**Brief:** Write out the data again in full, exactly as it reads.
--- START ---
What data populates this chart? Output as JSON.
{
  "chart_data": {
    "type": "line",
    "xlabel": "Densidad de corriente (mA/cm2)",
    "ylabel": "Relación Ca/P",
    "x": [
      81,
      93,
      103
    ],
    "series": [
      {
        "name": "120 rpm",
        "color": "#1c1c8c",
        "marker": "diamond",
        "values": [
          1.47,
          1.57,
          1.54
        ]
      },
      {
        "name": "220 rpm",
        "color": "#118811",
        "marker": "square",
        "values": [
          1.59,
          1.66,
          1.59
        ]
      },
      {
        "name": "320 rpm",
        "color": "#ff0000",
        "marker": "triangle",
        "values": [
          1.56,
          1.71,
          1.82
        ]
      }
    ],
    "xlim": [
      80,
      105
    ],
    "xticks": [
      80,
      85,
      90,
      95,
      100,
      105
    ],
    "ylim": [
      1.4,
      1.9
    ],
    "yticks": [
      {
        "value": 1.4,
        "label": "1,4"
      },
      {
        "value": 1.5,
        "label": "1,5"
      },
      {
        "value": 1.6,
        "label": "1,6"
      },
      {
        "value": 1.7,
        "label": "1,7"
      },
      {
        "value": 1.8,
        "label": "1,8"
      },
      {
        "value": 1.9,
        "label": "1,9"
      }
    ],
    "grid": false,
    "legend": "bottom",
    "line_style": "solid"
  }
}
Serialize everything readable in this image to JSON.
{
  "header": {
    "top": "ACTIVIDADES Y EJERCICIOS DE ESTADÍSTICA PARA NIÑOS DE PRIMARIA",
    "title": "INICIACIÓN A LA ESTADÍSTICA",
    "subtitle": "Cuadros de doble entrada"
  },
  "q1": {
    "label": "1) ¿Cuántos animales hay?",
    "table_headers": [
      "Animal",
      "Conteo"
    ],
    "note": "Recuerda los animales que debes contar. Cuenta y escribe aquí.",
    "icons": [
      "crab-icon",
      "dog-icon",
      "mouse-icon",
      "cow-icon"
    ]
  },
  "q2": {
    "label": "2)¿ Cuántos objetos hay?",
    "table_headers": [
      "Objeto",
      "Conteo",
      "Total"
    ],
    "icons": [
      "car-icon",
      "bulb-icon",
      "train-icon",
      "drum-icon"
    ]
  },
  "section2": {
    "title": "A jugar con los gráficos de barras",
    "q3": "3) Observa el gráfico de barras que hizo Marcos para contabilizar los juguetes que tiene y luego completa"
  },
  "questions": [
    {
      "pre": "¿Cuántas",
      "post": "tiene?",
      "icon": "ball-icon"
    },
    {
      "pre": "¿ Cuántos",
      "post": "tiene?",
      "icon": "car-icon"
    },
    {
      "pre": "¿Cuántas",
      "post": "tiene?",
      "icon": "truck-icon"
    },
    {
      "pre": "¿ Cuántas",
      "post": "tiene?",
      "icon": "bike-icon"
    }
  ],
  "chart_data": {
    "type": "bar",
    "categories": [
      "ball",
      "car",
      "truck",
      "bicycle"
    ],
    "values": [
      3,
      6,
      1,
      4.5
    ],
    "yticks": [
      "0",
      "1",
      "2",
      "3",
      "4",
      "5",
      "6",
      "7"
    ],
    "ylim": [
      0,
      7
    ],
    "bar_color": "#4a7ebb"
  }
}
--- END ---
**The response:**
What data populates this chart? Output as JSON.
{
  "chart_data": {
    "type": "line",
    "xlabel": "Densidad de corriente (mA/cm2)",
    "ylabel": "Relación Ca/P",
    "x": [
      81,
      93,
      103
    ],
    "series": [
      {
        "name": "120 rpm",
        "color": "#1c1c8c",
        "marker": "diamond",
        "values": [
          1.47,
          1.57,
          1.54
        ]
      },
      {
        "name": "220 rpm",
        "color": "#118811",
        "marker": "square",
        "values": [
          1.59,
          1.66,
          1.59
        ]
      },
      {
        "name": "320 rpm",
        "color": "#ff0000",
        "marker": "triangle",
        "values": [
          1.56,
          1.71,
          1.82
        ]
      }
    ],
    "xlim": [
      80,
      105
    ],
    "xticks": [
      80,
      85,
      90,
      95,
      100,
      105
    ],
    "ylim": [
      1.4,
      1.9
    ],
    "yticks": [
      {
        "value": 1.4,
        "label": "1,4"
      },
      {
        "value": 1.5,
        "label": "1,5"
      },
      {
        "value": 1.6,
        "label": "1,6"
      },
      {
        "value": 1.7,
        "label": "1,7"
      },
      {
        "value": 1.8,
        "label": "1,8"
      },
      {
        "value": 1.9,
        "label": "1,9"
      }
    ],
    "grid": false,
    "legend": "bottom",
    "line_style": "solid"
  }
}
Serialize everything readable in this image to JSON.
{
  "header": {
    "top": "ACTIVIDADES Y EJERCICIOS DE ESTADÍSTICA PARA NIÑOS DE PRIMARIA",
    "title": "INICIACIÓN A LA ESTADÍSTICA",
    "subtitle": "Cuadros de doble entrada"
  },
  "q1": {
    "label": "1) ¿Cuántos animales hay?",
    "table_headers": [
      "Animal",
      "Conteo"
    ],
    "note": "Recuerda los animales que debes contar. Cuenta y escribe aquí.",
    "icons": [
      "crab-icon",
      "dog-icon",
      "mouse-icon",
      "cow-icon"
    ]
  },
  "q2": {
    "label": "2)¿ Cuántos objetos hay?",
    "table_headers": [
      "Objeto",
      "Conteo",
      "Total"
    ],
    "icons": [
      "car-icon",
      "bulb-icon",
      "train-icon",
      "drum-icon"
    ]
  },
  "section2": {
    "title": "A jugar con los gráficos de barras",
    "q3": "3) Observa el gráfico de barras que hizo Marcos para contabilizar los juguetes que tiene y luego completa"
  },
  "questions": [
    {
      "pre": "¿Cuántas",
      "post": "tiene?",
      "icon": "ball-icon"
    },
    {
      "pre": "¿ Cuántos",
      "post": "tiene?",
      "icon": "car-icon"
    },
    {
      "pre": "¿Cuántas",
      "post": "tiene?",
      "icon": "truck-icon"
    },
    {
      "pre": "¿ Cuántas",
      "post": "tiene?",
      "icon": "bike-icon"
    }
  ],
  "chart_data": {
    "type": "bar",
    "categories": [
      "ball",
      "car",
      "truck",
      "bicycle"
    ],
    "values": [
      3,
      6,
      1,
      4.5
    ],
    "yticks": [
      "0",
      "1",
      "2",
      "3",
      "4",
      "5",
      "6",
      "7"
    ],
    "ylim": [
      0,
      7
    ],
    "bar_color": "#4a7ebb"
  }
}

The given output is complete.